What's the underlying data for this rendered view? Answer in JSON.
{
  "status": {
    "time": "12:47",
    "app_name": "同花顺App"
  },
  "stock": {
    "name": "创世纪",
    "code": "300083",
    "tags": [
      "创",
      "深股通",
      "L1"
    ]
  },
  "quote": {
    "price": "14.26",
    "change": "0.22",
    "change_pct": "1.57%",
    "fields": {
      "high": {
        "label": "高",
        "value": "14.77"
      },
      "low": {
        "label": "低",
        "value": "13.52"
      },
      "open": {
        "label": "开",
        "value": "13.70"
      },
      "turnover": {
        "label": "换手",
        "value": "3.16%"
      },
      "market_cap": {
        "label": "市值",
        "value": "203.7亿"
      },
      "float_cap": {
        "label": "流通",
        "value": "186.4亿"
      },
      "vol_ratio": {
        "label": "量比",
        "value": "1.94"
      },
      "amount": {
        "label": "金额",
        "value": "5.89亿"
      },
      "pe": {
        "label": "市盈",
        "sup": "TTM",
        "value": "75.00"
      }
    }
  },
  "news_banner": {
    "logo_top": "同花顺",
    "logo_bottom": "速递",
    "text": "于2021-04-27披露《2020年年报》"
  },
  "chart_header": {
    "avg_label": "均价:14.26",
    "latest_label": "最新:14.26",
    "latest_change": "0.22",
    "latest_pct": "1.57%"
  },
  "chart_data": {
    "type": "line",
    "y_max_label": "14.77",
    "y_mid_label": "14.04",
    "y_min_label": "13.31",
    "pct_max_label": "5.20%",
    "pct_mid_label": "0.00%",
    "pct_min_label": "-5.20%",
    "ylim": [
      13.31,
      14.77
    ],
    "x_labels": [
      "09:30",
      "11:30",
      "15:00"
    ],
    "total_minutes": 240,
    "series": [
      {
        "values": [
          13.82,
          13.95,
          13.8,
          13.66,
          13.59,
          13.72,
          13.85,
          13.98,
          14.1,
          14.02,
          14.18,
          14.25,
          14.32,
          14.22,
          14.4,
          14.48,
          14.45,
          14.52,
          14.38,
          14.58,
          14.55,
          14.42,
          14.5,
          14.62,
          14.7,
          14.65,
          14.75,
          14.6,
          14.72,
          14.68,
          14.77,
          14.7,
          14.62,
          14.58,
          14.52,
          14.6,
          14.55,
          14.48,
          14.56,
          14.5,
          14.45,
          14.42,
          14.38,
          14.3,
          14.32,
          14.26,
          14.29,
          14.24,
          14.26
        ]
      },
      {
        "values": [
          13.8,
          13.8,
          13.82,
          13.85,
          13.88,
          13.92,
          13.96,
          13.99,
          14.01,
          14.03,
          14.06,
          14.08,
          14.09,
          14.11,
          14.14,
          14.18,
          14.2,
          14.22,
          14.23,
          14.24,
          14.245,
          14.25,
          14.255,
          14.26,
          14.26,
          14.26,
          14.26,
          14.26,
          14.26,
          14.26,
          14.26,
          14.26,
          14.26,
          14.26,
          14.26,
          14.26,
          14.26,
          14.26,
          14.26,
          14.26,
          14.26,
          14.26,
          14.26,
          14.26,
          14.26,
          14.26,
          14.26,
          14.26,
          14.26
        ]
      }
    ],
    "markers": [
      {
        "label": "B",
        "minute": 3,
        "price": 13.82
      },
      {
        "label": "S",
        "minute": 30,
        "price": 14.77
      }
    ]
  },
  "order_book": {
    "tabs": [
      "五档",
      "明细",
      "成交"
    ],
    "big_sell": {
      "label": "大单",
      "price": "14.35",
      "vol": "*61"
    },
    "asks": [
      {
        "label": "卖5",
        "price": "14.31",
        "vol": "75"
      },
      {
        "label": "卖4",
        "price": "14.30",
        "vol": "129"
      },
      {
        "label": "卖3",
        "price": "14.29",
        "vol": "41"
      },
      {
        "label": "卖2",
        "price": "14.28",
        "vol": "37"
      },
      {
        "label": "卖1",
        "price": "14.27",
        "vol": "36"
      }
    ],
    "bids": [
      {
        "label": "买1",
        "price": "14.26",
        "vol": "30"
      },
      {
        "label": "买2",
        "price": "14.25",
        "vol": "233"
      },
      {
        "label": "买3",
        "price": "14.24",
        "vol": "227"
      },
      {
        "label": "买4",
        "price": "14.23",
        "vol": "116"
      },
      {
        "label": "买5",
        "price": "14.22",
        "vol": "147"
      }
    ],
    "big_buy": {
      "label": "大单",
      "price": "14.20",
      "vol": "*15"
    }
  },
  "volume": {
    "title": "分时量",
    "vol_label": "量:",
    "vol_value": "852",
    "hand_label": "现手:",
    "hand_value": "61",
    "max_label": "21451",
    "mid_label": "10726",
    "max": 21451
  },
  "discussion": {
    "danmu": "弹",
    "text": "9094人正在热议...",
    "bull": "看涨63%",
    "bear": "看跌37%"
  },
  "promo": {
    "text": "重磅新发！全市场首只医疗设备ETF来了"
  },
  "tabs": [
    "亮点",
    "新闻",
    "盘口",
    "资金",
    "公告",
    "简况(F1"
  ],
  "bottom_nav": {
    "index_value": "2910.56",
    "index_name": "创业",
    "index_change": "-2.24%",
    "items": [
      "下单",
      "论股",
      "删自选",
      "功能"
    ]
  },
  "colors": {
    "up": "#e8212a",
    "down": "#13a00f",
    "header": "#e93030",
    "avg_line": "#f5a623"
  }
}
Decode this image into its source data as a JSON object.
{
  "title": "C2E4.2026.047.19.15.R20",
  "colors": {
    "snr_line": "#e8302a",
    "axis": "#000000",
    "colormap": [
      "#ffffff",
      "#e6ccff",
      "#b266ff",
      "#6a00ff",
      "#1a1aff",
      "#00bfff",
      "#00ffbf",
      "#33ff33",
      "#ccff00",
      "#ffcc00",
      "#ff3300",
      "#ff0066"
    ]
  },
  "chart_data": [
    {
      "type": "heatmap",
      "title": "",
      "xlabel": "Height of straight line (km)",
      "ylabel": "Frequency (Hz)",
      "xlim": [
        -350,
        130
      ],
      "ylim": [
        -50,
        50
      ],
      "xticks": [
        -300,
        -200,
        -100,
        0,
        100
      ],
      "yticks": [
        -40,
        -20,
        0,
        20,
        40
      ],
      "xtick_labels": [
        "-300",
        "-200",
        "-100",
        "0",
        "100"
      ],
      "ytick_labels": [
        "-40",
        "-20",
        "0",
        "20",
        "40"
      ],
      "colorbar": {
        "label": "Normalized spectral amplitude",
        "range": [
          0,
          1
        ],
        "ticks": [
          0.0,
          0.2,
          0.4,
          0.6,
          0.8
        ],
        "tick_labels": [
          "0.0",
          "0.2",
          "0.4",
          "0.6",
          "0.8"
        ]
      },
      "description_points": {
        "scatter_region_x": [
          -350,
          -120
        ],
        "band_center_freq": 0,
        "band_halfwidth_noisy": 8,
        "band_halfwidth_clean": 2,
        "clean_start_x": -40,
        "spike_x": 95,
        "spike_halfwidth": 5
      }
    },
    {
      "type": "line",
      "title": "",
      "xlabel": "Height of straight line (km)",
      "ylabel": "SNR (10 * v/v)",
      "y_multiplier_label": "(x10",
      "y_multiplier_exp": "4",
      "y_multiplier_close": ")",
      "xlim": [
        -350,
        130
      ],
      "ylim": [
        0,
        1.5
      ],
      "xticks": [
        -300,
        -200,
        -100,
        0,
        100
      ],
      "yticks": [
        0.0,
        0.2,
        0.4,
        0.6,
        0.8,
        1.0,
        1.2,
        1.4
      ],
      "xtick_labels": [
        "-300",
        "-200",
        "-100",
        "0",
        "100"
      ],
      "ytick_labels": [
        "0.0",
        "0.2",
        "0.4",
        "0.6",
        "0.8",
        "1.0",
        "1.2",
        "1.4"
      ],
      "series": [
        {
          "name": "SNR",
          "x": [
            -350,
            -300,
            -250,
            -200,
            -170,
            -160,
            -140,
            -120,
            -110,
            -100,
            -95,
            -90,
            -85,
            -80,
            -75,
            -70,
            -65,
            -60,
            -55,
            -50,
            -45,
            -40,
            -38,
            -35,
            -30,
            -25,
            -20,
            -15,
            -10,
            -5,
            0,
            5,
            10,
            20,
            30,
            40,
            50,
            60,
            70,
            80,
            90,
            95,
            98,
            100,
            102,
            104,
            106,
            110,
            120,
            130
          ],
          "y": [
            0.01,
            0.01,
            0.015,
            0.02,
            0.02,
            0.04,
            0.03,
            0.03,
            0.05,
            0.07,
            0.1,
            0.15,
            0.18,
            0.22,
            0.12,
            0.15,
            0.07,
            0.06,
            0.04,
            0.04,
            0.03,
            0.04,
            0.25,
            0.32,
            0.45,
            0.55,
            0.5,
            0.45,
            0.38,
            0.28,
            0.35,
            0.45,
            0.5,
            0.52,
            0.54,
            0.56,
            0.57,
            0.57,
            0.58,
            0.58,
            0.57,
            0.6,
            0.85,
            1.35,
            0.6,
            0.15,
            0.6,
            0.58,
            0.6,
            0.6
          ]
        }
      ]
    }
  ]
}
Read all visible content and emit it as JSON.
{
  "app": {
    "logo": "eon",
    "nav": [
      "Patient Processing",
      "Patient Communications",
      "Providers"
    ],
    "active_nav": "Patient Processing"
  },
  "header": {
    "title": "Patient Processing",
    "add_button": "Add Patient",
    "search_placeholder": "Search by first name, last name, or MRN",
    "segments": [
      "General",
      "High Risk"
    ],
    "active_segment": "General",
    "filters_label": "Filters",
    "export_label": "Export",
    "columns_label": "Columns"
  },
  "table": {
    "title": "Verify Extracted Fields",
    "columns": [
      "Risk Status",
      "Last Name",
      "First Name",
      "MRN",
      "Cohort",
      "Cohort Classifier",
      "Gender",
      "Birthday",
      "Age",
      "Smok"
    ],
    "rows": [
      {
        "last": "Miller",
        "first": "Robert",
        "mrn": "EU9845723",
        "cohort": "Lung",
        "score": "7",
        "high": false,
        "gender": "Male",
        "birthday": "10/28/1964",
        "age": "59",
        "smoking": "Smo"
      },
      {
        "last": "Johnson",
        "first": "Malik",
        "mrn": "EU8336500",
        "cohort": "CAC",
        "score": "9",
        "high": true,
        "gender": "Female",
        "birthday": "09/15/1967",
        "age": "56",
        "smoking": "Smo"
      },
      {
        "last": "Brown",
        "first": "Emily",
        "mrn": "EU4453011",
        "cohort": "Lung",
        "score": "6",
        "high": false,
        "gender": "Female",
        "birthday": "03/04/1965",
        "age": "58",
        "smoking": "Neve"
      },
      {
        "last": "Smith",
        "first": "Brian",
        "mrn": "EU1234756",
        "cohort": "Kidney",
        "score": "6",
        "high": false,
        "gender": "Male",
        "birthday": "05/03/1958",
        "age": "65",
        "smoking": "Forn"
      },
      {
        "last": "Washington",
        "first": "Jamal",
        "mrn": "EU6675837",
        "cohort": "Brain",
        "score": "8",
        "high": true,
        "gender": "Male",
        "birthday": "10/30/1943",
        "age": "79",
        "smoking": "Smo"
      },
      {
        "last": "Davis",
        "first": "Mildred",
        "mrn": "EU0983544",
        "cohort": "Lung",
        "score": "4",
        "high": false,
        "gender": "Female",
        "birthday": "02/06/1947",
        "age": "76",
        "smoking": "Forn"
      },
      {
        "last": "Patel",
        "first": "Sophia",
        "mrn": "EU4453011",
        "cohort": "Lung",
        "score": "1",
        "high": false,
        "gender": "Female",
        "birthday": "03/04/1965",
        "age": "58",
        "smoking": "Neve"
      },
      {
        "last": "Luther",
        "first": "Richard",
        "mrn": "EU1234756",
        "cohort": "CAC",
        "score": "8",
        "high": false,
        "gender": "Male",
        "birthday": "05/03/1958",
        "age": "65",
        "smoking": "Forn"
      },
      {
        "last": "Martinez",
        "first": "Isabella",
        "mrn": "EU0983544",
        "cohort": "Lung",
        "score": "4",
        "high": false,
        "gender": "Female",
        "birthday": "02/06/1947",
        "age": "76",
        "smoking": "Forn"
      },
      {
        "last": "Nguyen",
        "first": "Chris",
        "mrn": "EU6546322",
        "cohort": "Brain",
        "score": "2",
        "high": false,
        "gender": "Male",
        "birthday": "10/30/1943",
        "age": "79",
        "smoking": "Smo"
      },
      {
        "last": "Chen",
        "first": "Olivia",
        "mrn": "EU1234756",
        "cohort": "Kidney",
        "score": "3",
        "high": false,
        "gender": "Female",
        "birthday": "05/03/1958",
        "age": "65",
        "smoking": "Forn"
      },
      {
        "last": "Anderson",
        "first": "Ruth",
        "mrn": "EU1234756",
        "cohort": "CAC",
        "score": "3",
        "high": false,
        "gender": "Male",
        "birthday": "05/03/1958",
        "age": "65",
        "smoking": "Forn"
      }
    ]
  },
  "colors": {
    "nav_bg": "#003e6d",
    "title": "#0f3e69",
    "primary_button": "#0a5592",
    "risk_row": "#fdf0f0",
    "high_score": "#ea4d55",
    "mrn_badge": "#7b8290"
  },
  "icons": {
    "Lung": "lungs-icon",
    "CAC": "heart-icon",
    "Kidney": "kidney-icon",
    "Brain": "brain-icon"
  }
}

= = = =

In the records above, locate every line with the string "ylabel" and copy it.

      "ylabel": "Frequency (Hz)",
      "ylabel": "SNR (10 * v/v)",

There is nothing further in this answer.